**Your objective:**
A line counts if it contains the string "label"; say how many such lines there are, giving only the number.

**Material provided:**
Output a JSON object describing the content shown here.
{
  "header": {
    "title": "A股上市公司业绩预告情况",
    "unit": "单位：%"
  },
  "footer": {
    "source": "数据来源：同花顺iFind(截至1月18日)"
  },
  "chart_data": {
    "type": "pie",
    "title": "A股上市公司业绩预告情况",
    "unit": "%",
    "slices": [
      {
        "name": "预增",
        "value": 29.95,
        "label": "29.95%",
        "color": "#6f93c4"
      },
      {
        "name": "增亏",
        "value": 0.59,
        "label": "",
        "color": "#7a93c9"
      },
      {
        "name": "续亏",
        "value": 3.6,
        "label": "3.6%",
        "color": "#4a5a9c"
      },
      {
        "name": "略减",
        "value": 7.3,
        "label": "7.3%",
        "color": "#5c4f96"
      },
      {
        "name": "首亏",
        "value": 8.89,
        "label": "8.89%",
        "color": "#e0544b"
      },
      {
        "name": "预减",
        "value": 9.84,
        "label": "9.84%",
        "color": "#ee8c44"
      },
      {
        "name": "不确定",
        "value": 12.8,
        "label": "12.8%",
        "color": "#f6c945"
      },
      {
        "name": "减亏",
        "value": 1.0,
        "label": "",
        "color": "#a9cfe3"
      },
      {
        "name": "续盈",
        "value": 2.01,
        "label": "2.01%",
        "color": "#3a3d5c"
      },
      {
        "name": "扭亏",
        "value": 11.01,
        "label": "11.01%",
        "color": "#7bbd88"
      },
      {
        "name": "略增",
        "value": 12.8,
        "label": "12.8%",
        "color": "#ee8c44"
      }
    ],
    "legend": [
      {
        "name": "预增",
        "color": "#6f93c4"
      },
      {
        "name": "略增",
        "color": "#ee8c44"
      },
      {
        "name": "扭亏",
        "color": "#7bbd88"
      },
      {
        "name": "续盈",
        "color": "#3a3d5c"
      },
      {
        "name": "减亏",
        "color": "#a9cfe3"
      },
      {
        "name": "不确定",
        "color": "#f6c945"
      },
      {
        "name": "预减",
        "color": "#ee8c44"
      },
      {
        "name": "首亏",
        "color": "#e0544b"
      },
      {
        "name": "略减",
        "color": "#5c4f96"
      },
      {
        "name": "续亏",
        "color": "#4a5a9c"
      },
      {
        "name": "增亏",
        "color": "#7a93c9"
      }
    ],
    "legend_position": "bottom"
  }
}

**Solution for this task:**
11